Prompt: Extract each record and reproduce it exactly.

Stored records:
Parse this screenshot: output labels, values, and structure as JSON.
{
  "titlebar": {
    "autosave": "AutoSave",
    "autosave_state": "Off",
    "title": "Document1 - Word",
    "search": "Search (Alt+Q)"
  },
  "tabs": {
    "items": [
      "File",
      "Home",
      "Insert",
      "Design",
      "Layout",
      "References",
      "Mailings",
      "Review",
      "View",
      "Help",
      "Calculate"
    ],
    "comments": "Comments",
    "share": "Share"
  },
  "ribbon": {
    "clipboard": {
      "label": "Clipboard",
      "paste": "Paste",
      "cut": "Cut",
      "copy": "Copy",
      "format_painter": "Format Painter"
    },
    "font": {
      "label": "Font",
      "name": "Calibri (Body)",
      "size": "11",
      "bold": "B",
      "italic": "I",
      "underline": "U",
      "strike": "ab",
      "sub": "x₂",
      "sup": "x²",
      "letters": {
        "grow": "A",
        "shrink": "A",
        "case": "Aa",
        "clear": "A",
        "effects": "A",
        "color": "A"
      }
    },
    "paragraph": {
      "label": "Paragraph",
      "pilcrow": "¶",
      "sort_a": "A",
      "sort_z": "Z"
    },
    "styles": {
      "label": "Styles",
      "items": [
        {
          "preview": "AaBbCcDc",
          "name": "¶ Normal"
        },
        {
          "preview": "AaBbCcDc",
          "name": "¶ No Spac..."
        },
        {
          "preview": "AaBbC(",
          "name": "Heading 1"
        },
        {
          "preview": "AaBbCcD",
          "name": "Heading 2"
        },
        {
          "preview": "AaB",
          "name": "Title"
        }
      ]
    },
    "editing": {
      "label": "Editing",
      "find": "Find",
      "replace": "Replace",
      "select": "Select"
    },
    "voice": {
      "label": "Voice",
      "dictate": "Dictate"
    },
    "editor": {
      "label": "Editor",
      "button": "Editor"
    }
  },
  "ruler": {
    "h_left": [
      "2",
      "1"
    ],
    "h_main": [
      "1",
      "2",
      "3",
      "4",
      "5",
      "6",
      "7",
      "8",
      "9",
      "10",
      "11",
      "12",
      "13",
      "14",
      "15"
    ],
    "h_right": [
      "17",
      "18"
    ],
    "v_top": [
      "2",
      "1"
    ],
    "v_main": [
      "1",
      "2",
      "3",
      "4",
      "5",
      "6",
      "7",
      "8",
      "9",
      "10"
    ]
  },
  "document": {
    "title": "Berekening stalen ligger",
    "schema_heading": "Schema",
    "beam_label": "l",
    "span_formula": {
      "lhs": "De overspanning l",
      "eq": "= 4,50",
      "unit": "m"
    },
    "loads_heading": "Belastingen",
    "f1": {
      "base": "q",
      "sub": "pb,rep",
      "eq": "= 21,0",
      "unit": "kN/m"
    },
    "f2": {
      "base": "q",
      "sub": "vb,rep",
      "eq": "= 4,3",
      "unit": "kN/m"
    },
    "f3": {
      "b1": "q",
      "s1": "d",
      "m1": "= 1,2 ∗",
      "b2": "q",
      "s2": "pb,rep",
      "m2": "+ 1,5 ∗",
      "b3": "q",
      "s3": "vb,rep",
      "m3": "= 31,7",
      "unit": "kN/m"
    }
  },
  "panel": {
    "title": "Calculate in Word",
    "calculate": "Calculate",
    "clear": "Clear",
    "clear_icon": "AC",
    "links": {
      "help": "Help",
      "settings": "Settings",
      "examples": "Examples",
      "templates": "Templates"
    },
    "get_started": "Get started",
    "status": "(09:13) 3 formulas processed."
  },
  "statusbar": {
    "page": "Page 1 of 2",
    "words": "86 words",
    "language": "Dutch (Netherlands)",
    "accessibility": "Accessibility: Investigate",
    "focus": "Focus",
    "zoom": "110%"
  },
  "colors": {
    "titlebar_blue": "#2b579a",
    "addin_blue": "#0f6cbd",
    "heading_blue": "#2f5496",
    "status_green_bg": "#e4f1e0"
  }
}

Final answer:
Parse this screenshot: output labels, values, and structure as JSON.
{
  "titlebar": {
    "autosave": "AutoSave",
    "autosave_state": "Off",
    "title": "Document1 - Word",
    "search": "Search (Alt+Q)"
  },
  "tabs": {
    "items": [
      "File",
      "Home",
      "Insert",
      "Design",
      "Layout",
      "References",
      "Mailings",
      "Review",
      "View",
      "Help",
      "Calculate"
    ],
    "comments": "Comments",
    "share": "Share"
  },
  "ribbon": {
    "clipboard": {
      "label": "Clipboard",
      "paste": "Paste",
      "cut": "Cut",
      "copy": "Copy",
      "format_painter": "Format Painter"
    },
    "font": {
      "label": "Font",
      "name": "Calibri (Body)",
      "size": "11",
      "bold": "B",
      "italic": "I",
      "underline": "U",
      "strike": "ab",
      "sub": "x₂",
      "sup": "x²",
      "letters": {
        "grow": "A",
        "shrink": "A",
        "case": "Aa",
        "clear": "A",
        "effects": "A",
        "color": "A"
      }
    },
    "paragraph": {
      "label": "Paragraph",
      "pilcrow": "¶",
      "sort_a": "A",
      "sort_z": "Z"
    },
    "styles": {
      "label": "Styles",
      "items": [
        {
          "preview": "AaBbCcDc",
          "name": "¶ Normal"
        },
        {
          "preview": "AaBbCcDc",
          "name": "¶ No Spac..."
        },
        {
          "preview": "AaBbC(",
          "name": "Heading 1"
        },
        {
          "preview": "AaBbCcD",
          "name": "Heading 2"
        },
        {
          "preview": "AaB",
          "name": "Title"
        }
      ]
    },
    "editing": {
      "label": "Editing",
      "find": "Find",
      "replace": "Replace",
      "select": "Select"
    },
    "voice": {
      "label": "Voice",
      "dictate": "Dictate"
    },
    "editor": {
      "label": "Editor",
      "button": "Editor"
    }
  },
  "ruler": {
    "h_left": [
      "2",
      "1"
    ],
    "h_main": [
      "1",
      "2",
      "3",
      "4",
      "5",
      "6",
      "7",
      "8",
      "9",
      "10",
      "11",
      "12",
      "13",
      "14",
      "15"
    ],
    "h_right": [
      "17",
      "18"
    ],
    "v_top": [
      "2",
      "1"
    ],
    "v_main": [
      "1",
      "2",
      "3",
      "4",
      "5",
      "6",
      "7",
      "8",
      "9",
      "10"
    ]
  },
  "document": {
    "title": "Berekening stalen ligger",
    "schema_heading": "Schema",
    "beam_label": "l",
    "span_formula": {
      "lhs": "De overspanning l",
      "eq": "= 4,50",
      "unit": "m"
    },
    "loads_heading": "Belastingen",
    "f1": {
      "base": "q",
      "sub": "pb,rep",
      "eq": "= 21,0",
      "unit": "kN/m"
    },
    "f2": {
      "base": "q",
      "sub": "vb,rep",
      "eq": "= 4,3",
      "unit": "kN/m"
    },
    "f3": {
      "b1": "q",
      "s1": "d",
      "m1": "= 1,2 ∗",
      "b2": "q",
      "s2": "pb,rep",
      "m2": "+ 1,5 ∗",
      "b3": "q",
      "s3": "vb,rep",
      "m3": "= 31,7",
      "unit": "kN/m"
    }
  },
  "panel": {
    "title": "Calculate in Word",
    "calculate": "Calculate",
    "clear": "Clear",
    "clear_icon": "AC",
    "links": {
      "help": "Help",
      "settings": "Settings",
      "examples": "Examples",
      "templates": "Templates"
    },
    "get_started": "Get started",
    "status": "(09:13) 3 formulas processed."
  },
  "statusbar": {
    "page": "Page 1 of 2",
    "words": "86 words",
    "language": "Dutch (Netherlands)",
    "accessibility": "Accessibility: Investigate",
    "focus": "Focus",
    "zoom": "110%"
  },
  "colors": {
    "titlebar_blue": "#2b579a",
    "addin_blue": "#0f6cbd",
    "heading_blue": "#2f5496",
    "status_green_bg": "#e4f1e0"
  }
}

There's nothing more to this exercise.